◆ **WHAT IS EXPECTED**
Your task is to filter the data below down to the lines holding "Channel".

****

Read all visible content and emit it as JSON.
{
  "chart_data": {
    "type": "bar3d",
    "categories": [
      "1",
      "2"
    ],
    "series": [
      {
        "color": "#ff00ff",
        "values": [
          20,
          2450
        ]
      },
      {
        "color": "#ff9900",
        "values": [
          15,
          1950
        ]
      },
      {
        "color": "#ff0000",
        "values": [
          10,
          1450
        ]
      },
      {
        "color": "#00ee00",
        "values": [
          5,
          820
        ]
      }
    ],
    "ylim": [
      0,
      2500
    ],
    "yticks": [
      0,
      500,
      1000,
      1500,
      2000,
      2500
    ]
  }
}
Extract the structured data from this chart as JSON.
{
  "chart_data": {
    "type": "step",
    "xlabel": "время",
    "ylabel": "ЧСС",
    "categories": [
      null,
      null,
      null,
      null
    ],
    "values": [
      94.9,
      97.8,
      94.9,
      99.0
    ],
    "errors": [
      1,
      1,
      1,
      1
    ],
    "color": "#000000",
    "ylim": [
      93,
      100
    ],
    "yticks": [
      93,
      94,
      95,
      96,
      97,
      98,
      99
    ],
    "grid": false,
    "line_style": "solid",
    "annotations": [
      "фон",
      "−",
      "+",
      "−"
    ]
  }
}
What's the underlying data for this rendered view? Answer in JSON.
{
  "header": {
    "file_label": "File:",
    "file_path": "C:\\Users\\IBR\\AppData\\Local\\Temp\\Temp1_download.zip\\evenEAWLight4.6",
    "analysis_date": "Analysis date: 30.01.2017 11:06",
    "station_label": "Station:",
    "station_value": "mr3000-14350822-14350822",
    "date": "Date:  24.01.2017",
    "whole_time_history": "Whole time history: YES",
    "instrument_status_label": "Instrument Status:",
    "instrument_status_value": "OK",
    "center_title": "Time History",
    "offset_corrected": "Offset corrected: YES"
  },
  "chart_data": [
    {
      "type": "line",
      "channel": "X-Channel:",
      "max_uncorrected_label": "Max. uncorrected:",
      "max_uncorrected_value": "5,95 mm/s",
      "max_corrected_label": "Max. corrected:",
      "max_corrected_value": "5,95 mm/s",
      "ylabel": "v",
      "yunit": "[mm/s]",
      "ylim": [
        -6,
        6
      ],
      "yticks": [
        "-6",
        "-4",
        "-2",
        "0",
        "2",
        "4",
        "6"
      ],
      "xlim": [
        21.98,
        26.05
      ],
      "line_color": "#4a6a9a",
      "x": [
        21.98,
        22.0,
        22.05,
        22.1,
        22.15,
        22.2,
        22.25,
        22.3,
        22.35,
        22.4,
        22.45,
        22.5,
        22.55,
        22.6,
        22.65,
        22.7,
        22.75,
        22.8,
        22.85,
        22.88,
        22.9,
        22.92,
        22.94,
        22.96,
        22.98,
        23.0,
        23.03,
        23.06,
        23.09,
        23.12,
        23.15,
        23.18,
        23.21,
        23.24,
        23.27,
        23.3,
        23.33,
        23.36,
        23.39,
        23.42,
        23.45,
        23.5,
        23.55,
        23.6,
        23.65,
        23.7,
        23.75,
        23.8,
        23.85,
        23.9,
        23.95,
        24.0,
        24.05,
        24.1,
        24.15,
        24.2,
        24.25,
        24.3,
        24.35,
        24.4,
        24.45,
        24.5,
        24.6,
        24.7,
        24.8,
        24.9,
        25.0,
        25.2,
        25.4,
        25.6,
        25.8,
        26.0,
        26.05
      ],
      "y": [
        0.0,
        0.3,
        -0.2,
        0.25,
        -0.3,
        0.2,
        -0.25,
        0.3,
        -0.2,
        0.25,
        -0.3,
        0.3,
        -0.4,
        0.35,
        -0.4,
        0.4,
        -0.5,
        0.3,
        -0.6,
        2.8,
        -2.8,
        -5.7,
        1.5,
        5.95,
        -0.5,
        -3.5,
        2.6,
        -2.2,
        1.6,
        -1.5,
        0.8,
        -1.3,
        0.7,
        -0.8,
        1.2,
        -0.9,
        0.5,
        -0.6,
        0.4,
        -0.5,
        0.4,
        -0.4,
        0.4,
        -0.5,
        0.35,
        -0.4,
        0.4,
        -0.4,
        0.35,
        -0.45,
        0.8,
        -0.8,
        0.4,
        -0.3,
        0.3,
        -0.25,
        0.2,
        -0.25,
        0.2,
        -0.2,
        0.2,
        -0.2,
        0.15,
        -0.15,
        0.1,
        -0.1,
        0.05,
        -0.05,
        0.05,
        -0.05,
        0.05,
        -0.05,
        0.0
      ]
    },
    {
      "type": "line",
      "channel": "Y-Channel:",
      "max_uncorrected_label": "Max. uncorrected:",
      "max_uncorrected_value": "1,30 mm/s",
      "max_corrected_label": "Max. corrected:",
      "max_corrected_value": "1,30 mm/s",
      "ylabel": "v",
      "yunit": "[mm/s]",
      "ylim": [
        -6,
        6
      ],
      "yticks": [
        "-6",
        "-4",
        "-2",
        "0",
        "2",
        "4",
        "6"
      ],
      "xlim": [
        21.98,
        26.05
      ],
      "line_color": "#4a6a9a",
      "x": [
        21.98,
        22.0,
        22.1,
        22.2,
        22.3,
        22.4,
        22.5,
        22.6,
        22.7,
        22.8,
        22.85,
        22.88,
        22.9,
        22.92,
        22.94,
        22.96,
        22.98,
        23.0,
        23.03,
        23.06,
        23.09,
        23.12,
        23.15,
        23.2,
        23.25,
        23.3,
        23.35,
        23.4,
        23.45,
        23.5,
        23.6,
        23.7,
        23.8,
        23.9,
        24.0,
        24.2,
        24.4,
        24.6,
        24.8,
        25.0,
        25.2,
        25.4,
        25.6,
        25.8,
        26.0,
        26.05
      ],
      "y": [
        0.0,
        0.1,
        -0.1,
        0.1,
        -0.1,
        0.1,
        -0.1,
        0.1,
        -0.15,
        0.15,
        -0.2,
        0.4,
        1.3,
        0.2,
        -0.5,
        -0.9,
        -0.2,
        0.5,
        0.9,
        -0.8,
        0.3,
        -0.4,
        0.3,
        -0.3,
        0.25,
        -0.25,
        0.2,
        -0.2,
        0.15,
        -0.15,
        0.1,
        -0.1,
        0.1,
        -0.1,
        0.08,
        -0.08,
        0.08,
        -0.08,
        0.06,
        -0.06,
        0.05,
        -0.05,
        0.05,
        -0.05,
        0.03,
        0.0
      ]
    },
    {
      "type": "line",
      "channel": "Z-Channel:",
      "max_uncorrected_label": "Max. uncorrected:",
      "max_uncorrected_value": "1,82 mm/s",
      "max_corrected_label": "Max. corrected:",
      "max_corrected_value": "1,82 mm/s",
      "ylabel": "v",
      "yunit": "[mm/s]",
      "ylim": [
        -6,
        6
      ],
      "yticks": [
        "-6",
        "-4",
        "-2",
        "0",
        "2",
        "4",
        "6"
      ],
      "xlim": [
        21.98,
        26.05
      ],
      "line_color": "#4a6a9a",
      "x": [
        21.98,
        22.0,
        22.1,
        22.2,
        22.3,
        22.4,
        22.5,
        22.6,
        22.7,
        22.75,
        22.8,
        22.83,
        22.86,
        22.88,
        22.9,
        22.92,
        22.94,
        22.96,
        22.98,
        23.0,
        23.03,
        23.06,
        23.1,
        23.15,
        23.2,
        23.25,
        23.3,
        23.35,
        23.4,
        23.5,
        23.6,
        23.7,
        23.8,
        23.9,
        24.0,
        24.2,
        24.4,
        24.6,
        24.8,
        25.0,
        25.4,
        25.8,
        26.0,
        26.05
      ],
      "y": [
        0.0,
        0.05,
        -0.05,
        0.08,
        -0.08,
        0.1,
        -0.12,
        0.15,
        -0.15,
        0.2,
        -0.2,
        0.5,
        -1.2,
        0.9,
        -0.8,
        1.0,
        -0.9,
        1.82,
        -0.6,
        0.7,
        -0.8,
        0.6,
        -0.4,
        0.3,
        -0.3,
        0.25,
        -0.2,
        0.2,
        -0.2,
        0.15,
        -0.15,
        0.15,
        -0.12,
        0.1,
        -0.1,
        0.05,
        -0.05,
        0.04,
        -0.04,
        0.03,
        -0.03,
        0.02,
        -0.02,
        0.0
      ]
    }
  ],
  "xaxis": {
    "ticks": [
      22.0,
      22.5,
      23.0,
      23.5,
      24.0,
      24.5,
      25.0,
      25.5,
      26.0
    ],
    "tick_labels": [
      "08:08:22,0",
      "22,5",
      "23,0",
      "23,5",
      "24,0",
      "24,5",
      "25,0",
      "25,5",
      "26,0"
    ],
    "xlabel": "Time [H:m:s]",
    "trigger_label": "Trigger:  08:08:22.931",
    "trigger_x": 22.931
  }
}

****

◆ **SOLUTION TO THE EXERCISE**
      "channel": "X-Channel:",
      "channel": "Y-Channel:",
      "channel": "Z-Channel:",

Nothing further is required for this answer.